Goal of the exercise :: Retype the material word for word.

Supplied data ::
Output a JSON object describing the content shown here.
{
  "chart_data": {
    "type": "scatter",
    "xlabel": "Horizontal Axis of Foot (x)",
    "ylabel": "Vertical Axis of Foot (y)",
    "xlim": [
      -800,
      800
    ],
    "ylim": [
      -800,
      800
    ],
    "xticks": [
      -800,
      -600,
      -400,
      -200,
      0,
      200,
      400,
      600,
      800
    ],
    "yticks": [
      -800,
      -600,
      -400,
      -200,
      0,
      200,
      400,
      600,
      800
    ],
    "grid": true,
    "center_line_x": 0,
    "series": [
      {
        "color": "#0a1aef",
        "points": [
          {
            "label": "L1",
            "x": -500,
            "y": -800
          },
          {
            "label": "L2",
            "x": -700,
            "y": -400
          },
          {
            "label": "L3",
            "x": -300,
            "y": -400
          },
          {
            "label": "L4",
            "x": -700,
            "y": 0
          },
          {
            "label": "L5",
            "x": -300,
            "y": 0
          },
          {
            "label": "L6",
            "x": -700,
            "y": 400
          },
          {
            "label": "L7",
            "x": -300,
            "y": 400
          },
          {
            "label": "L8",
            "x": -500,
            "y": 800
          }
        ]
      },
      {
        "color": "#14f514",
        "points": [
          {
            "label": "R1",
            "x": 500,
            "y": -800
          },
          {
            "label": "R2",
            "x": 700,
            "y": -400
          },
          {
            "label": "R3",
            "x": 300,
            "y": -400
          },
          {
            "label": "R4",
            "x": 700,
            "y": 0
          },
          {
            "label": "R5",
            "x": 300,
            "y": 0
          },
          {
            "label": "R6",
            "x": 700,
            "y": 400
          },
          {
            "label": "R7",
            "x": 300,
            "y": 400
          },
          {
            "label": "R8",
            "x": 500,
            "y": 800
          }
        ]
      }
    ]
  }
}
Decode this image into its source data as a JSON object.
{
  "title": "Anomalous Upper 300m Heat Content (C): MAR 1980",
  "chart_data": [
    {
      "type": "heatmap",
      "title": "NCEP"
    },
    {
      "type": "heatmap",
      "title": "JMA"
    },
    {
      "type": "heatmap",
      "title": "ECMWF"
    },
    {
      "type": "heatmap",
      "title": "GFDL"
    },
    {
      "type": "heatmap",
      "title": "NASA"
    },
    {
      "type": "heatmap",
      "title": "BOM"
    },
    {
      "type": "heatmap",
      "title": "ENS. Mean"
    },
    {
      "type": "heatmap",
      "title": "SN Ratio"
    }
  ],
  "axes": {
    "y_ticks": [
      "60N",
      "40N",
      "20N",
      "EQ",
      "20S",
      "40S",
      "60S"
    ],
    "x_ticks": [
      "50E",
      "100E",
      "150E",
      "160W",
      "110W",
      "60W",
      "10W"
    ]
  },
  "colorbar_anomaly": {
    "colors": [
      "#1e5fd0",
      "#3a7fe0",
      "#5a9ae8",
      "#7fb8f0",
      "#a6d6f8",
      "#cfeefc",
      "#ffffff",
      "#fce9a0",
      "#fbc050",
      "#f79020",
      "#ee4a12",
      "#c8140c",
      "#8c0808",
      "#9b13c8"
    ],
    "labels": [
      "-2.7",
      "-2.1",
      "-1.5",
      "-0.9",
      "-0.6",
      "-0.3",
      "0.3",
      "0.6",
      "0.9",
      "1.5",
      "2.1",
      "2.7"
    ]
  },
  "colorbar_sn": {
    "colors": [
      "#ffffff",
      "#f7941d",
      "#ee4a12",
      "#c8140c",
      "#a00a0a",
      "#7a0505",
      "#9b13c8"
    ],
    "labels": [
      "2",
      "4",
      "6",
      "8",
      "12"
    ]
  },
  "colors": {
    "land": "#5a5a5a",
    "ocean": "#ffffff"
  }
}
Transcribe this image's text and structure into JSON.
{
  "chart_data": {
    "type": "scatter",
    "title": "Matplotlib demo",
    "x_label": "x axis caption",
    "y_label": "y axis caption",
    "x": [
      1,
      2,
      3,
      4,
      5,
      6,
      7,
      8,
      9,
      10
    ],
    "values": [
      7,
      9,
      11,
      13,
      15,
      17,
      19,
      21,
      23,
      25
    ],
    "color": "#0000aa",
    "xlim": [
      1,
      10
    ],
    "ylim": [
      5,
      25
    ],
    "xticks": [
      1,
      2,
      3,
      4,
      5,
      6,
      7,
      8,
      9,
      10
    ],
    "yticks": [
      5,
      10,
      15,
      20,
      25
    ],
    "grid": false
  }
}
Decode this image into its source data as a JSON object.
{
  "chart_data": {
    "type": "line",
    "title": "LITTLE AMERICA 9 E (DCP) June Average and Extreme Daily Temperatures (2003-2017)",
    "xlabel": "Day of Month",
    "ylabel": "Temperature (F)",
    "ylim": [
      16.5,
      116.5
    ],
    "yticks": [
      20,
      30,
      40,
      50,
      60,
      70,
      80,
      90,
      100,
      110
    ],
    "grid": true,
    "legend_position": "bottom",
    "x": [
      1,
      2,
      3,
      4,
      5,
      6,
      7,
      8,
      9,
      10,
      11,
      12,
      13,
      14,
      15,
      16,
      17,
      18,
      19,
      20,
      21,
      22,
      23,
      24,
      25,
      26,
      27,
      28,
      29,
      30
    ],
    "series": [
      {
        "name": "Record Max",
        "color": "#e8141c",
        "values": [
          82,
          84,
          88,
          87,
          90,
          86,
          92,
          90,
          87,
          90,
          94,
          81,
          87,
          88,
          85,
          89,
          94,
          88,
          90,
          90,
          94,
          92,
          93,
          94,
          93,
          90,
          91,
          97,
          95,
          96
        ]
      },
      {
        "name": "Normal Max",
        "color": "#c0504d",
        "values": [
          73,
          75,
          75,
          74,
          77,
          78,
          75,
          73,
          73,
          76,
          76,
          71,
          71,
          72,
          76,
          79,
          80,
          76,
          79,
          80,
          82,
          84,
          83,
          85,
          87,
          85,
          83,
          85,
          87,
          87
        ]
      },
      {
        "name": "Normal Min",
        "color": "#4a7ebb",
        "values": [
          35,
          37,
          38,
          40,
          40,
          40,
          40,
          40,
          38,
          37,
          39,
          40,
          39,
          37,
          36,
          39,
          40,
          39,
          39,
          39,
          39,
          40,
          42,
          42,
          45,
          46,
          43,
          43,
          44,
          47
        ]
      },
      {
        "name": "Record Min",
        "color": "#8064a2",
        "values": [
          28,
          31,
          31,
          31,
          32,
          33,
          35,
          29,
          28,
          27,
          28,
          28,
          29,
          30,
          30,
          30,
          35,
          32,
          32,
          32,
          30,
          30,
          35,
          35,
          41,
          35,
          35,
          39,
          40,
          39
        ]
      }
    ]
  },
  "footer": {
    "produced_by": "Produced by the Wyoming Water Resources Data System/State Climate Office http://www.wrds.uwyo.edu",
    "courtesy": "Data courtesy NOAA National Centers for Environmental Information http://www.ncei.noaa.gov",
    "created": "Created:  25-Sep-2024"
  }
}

Correct result ::
Output a JSON object describing the content shown here.
{
  "chart_data": {
    "type": "scatter",
    "xlabel": "Horizontal Axis of Foot (x)",
    "ylabel": "Vertical Axis of Foot (y)",
    "xlim": [
      -800,
      800
    ],
    "ylim": [
      -800,
      800
    ],
    "xticks": [
      -800,
      -600,
      -400,
      -200,
      0,
      200,
      400,
      600,
      800
    ],
    "yticks": [
      -800,
      -600,
      -400,
      -200,
      0,
      200,
      400,
      600,
      800
    ],
    "grid": true,
    "center_line_x": 0,
    "series": [
      {
        "color": "#0a1aef",
        "points": [
          {
            "label": "L1",
            "x": -500,
            "y": -800
          },
          {
            "label": "L2",
            "x": -700,
            "y": -400
          },
          {
            "label": "L3",
            "x": -300,
            "y": -400
          },
          {
            "label": "L4",
            "x": -700,
            "y": 0
          },
          {
            "label": "L5",
            "x": -300,
            "y": 0
          },
          {
            "label": "L6",
            "x": -700,
            "y": 400
          },
          {
            "label": "L7",
            "x": -300,
            "y": 400
          },
          {
            "label": "L8",
            "x": -500,
            "y": 800
          }
        ]
      },
      {
        "color": "#14f514",
        "points": [
          {
            "label": "R1",
            "x": 500,
            "y": -800
          },
          {
            "label": "R2",
            "x": 700,
            "y": -400
          },
          {
            "label": "R3",
            "x": 300,
            "y": -400
          },
          {
            "label": "R4",
            "x": 700,
            "y": 0
          },
          {
            "label": "R5",
            "x": 300,
            "y": 0
          },
          {
            "label": "R6",
            "x": 700,
            "y": 400
          },
          {
            "label": "R7",
            "x": 300,
            "y": 400
          },
          {
            "label": "R8",
            "x": 500,
            "y": 800
          }
        ]
      }
    ]
  }
}
Decode this image into its source data as a JSON object.
{
  "title": "Anomalous Upper 300m Heat Content (C): MAR 1980",
  "chart_data": [
    {
      "type": "heatmap",
      "title": "NCEP"
    },
    {
      "type": "heatmap",
      "title": "JMA"
    },
    {
      "type": "heatmap",
      "title": "ECMWF"
    },
    {
      "type": "heatmap",
      "title": "GFDL"
    },
    {
      "type": "heatmap",
      "title": "NASA"
    },
    {
      "type": "heatmap",
      "title": "BOM"
    },
    {
      "type": "heatmap",
      "title": "ENS. Mean"
    },
    {
      "type": "heatmap",
      "title": "SN Ratio"
    }
  ],
  "axes": {
    "y_ticks": [
      "60N",
      "40N",
      "20N",
      "EQ",
      "20S",
      "40S",
      "60S"
    ],
    "x_ticks": [
      "50E",
      "100E",
      "150E",
      "160W",
      "110W",
      "60W",
      "10W"
    ]
  },
  "colorbar_anomaly": {
    "colors": [
      "#1e5fd0",
      "#3a7fe0",
      "#5a9ae8",
      "#7fb8f0",
      "#a6d6f8",
      "#cfeefc",
      "#ffffff",
      "#fce9a0",
      "#fbc050",
      "#f79020",
      "#ee4a12",
      "#c8140c",
      "#8c0808",
      "#9b13c8"
    ],
    "labels": [
      "-2.7",
      "-2.1",
      "-1.5",
      "-0.9",
      "-0.6",
      "-0.3",
      "0.3",
      "0.6",
      "0.9",
      "1.5",
      "2.1",
      "2.7"
    ]
  },
  "colorbar_sn": {
    "colors": [
      "#ffffff",
      "#f7941d",
      "#ee4a12",
      "#c8140c",
      "#a00a0a",
      "#7a0505",
      "#9b13c8"
    ],
    "labels": [
      "2",
      "4",
      "6",
      "8",
      "12"
    ]
  },
  "colors": {
    "land": "#5a5a5a",
    "ocean": "#ffffff"
  }
}
Transcribe this image's text and structure into JSON.
{
  "chart_data": {
    "type": "scatter",
    "title": "Matplotlib demo",
    "x_label": "x axis caption",
    "y_label": "y axis caption",
    "x": [
      1,
      2,
      3,
      4,
      5,
      6,
      7,
      8,
      9,
      10
    ],
    "values": [
      7,
      9,
      11,
      13,
      15,
      17,
      19,
      21,
      23,
      25
    ],
    "color": "#0000aa",
    "xlim": [
      1,
      10
    ],
    "ylim": [
      5,
      25
    ],
    "xticks": [
      1,
      2,
      3,
      4,
      5,
      6,
      7,
      8,
      9,
      10
    ],
    "yticks": [
      5,
      10,
      15,
      20,
      25
    ],
    "grid": false
  }
}
Decode this image into its source data as a JSON object.
{
  "chart_data": {
    "type": "line",
    "title": "LITTLE AMERICA 9 E (DCP) June Average and Extreme Daily Temperatures (2003-2017)",
    "xlabel": "Day of Month",
    "ylabel": "Temperature (F)",
    "ylim": [
      16.5,
      116.5
    ],
    "yticks": [
      20,
      30,
      40,
      50,
      60,
      70,
      80,
      90,
      100,
      110
    ],
    "grid": true,
    "legend_position": "bottom",
    "x": [
      1,
      2,
      3,
      4,
      5,
      6,
      7,
      8,
      9,
      10,
      11,
      12,
      13,
      14,
      15,
      16,
      17,
      18,
      19,
      20,
      21,
      22,
      23,
      24,
      25,
      26,
      27,
      28,
      29,
      30
    ],
    "series": [
      {
        "name": "Record Max",
        "color": "#e8141c",
        "values": [
          82,
          84,
          88,
          87,
          90,
          86,
          92,
          90,
          87,
          90,
          94,
          81,
          87,
          88,
          85,
          89,
          94,
          88,
          90,
          90,
          94,
          92,
          93,
          94,
          93,
          90,
          91,
          97,
          95,
          96
        ]
      },
      {
        "name": "Normal Max",
        "color": "#c0504d",
        "values": [
          73,
          75,
          75,
          74,
          77,
          78,
          75,
          73,
          73,
          76,
          76,
          71,
          71,
          72,
          76,
          79,
          80,
          76,
          79,
          80,
          82,
          84,
          83,
          85,
          87,
          85,
          83,
          85,
          87,
          87
        ]
      },
      {
        "name": "Normal Min",
        "color": "#4a7ebb",
        "values": [
          35,
          37,
          38,
          40,
          40,
          40,
          40,
          40,
          38,
          37,
          39,
          40,
          39,
          37,
          36,
          39,
          40,
          39,
          39,
          39,
          39,
          40,
          42,
          42,
          45,
          46,
          43,
          43,
          44,
          47
        ]
      },
      {
        "name": "Record Min",
        "color": "#8064a2",
        "values": [
          28,
          31,
          31,
          31,
          32,
          33,
          35,
          29,
          28,
          27,
          28,
          28,
          29,
          30,
          30,
          30,
          35,
          32,
          32,
          32,
          30,
          30,
          35,
          35,
          41,
          35,
          35,
          39,
          40,
          39
        ]
      }
    ]
  },
  "footer": {
    "produced_by": "Produced by the Wyoming Water Resources Data System/State Climate Office http://www.wrds.uwyo.edu",
    "courtesy": "Data courtesy NOAA National Centers for Environmental Information http://www.ncei.noaa.gov",
    "created": "Created:  25-Sep-2024"
  }
}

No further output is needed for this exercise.